=== SUPPLIED MATERIAL ===

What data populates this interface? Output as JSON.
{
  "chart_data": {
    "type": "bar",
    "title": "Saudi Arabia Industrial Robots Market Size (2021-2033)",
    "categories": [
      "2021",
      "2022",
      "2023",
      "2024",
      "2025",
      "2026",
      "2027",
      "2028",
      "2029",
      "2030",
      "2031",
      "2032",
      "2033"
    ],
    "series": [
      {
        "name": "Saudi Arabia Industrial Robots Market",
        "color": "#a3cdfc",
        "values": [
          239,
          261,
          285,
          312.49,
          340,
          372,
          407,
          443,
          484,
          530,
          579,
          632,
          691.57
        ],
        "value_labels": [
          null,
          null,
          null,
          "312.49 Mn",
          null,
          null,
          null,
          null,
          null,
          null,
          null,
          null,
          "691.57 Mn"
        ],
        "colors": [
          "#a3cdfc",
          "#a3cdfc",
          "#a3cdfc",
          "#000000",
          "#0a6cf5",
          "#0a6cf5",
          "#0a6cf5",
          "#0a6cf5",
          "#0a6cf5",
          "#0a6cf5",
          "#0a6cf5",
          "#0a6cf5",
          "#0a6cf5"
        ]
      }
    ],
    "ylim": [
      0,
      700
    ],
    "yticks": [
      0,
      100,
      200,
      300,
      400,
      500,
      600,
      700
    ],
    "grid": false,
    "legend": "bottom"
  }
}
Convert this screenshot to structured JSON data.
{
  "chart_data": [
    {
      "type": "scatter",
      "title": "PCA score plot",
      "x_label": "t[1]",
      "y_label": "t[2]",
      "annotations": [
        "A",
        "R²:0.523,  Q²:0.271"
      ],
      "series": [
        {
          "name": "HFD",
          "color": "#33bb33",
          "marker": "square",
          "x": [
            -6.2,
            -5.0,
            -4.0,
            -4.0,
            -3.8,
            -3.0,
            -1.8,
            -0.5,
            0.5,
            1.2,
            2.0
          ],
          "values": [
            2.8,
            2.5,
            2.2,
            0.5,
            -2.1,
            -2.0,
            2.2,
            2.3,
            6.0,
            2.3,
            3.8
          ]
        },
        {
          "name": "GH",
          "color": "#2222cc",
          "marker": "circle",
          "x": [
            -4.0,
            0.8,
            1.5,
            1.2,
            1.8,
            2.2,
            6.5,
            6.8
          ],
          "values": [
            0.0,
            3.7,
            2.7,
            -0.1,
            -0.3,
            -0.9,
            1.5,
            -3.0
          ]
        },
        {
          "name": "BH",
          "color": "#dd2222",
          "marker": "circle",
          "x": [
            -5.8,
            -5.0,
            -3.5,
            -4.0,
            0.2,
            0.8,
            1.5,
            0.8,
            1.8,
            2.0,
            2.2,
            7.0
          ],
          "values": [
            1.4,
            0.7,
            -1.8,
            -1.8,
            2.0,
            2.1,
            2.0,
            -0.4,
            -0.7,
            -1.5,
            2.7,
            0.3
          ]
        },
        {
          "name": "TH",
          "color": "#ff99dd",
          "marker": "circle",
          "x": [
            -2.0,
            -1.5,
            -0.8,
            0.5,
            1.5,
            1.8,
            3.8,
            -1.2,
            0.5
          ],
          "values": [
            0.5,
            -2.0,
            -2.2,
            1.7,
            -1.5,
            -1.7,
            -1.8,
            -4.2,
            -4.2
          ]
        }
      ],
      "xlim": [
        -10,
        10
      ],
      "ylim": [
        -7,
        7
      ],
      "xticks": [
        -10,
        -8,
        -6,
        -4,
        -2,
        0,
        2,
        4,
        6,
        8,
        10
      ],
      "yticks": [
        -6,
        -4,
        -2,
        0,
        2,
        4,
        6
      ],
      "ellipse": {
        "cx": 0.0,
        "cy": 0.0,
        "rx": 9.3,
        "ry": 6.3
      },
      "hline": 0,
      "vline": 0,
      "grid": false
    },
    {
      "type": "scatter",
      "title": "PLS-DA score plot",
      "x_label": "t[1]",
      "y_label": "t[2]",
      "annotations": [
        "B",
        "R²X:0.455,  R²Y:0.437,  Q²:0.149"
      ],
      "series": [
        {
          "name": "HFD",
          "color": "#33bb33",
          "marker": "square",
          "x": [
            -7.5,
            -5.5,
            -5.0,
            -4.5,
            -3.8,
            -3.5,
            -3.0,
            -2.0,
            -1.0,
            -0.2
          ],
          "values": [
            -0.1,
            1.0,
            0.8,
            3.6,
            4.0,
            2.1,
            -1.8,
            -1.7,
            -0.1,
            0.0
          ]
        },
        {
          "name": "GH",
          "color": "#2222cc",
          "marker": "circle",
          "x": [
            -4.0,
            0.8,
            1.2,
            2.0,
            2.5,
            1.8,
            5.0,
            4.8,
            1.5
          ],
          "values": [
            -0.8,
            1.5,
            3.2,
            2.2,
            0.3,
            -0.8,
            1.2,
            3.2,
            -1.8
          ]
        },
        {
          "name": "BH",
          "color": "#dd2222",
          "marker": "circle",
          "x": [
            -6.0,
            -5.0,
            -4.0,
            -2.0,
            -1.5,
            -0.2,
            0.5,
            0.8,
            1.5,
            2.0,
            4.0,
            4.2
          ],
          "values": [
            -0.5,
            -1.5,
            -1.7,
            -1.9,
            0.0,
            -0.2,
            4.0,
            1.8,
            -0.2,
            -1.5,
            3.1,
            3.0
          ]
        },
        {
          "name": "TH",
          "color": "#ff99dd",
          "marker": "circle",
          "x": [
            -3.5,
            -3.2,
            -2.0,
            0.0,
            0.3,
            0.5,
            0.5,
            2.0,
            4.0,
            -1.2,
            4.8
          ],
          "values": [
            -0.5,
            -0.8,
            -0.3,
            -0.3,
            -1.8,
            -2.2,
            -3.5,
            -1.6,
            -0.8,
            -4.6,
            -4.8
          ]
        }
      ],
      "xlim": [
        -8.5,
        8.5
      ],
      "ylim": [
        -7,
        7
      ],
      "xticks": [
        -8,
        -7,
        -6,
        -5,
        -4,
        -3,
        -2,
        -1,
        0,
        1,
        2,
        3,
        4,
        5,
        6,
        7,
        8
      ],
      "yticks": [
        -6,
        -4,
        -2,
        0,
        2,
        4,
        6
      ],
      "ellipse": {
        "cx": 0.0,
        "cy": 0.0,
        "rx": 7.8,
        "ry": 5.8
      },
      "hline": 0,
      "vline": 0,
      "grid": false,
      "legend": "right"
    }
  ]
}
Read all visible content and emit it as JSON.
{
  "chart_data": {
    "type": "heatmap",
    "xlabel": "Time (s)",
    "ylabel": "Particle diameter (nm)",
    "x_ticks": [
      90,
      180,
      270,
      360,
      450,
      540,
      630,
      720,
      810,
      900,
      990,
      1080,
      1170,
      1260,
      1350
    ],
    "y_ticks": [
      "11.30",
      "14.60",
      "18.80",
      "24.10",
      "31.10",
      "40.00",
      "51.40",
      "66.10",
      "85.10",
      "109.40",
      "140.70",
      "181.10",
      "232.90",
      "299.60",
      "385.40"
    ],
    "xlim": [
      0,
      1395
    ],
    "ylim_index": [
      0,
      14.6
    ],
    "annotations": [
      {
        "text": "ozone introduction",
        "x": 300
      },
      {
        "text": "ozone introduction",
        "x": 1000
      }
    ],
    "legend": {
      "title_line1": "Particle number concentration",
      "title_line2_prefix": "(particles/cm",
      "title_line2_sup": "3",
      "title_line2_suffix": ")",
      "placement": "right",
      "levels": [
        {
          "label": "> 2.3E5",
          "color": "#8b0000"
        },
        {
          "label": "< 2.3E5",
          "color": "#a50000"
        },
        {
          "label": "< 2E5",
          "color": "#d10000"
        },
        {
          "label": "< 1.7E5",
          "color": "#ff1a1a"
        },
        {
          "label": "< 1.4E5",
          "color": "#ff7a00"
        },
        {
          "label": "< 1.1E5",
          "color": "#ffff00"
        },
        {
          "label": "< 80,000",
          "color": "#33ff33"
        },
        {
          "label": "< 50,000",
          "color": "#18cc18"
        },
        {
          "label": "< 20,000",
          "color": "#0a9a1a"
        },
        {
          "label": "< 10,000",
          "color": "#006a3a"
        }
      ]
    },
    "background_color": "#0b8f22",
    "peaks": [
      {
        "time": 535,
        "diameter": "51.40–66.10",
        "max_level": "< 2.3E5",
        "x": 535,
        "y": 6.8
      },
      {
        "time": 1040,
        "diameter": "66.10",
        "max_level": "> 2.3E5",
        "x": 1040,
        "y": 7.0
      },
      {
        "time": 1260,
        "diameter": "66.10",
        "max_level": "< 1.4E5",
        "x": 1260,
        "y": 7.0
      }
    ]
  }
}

===

- **PROBLEM**: Some lines of the data may hold the word "Arabia". Say how many do, with nothing else.

- **WORKED ANSWER**: 2